====== SUPPLIED DATA ======
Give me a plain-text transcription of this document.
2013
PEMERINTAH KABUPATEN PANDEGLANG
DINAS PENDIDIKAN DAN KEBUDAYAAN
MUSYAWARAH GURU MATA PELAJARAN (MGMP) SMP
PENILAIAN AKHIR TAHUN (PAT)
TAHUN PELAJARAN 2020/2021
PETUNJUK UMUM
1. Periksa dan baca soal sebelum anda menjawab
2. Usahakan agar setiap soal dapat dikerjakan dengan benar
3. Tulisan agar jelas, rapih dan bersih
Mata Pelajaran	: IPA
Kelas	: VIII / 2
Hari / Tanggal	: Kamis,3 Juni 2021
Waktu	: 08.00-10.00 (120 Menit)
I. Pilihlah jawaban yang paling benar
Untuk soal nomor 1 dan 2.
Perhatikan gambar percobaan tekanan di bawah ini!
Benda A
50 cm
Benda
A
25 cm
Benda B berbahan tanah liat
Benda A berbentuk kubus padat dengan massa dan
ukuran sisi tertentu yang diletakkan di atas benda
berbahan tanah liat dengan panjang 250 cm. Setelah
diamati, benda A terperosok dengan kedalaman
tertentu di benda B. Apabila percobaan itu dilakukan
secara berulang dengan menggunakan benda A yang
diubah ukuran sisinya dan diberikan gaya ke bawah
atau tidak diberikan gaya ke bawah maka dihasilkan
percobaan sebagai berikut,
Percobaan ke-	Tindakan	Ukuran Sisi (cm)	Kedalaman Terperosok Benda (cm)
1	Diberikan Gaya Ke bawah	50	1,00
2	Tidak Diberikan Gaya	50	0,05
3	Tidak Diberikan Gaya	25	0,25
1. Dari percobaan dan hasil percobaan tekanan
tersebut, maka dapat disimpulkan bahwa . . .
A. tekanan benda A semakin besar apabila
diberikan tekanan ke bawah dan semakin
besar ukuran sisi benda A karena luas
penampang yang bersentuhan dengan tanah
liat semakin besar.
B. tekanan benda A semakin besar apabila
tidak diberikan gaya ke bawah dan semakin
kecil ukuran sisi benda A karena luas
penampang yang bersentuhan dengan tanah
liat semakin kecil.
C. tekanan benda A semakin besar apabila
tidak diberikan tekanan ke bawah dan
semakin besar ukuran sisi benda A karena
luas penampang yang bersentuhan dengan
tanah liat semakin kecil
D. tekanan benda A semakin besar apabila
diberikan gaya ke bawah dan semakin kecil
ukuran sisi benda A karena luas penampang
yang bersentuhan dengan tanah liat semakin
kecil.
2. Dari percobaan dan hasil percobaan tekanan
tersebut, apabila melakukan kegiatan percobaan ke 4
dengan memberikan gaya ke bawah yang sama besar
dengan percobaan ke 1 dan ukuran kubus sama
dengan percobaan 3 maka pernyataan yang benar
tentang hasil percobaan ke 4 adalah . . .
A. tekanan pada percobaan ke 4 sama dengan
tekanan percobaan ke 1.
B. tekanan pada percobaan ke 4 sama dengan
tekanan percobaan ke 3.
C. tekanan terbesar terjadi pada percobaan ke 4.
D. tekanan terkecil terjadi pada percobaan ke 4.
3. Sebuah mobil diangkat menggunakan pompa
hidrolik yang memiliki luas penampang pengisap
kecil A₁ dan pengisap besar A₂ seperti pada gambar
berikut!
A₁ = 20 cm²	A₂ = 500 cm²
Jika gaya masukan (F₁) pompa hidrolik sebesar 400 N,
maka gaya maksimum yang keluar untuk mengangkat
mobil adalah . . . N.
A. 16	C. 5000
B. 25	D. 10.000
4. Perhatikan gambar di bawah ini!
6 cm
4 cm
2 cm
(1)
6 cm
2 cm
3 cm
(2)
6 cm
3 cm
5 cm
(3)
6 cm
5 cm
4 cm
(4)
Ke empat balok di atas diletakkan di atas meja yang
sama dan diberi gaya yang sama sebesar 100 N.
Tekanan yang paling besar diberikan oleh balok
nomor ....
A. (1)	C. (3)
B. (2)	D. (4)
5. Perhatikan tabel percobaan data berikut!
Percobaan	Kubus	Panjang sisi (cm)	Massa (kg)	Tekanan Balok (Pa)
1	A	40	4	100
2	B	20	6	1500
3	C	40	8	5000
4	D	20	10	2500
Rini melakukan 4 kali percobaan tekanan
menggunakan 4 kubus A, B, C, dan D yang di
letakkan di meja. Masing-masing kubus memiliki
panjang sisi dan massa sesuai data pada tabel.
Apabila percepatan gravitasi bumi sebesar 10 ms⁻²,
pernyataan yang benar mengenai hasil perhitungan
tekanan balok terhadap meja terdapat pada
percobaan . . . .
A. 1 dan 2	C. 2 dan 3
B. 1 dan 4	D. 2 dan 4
======
_PROBLEM TO SOLVE_
Go through the records and copy each line with "paling" in it.

_RESULT BELOW_
I. Pilihlah jawaban yang paling benar
Tekanan yang paling besar diberikan oleh balok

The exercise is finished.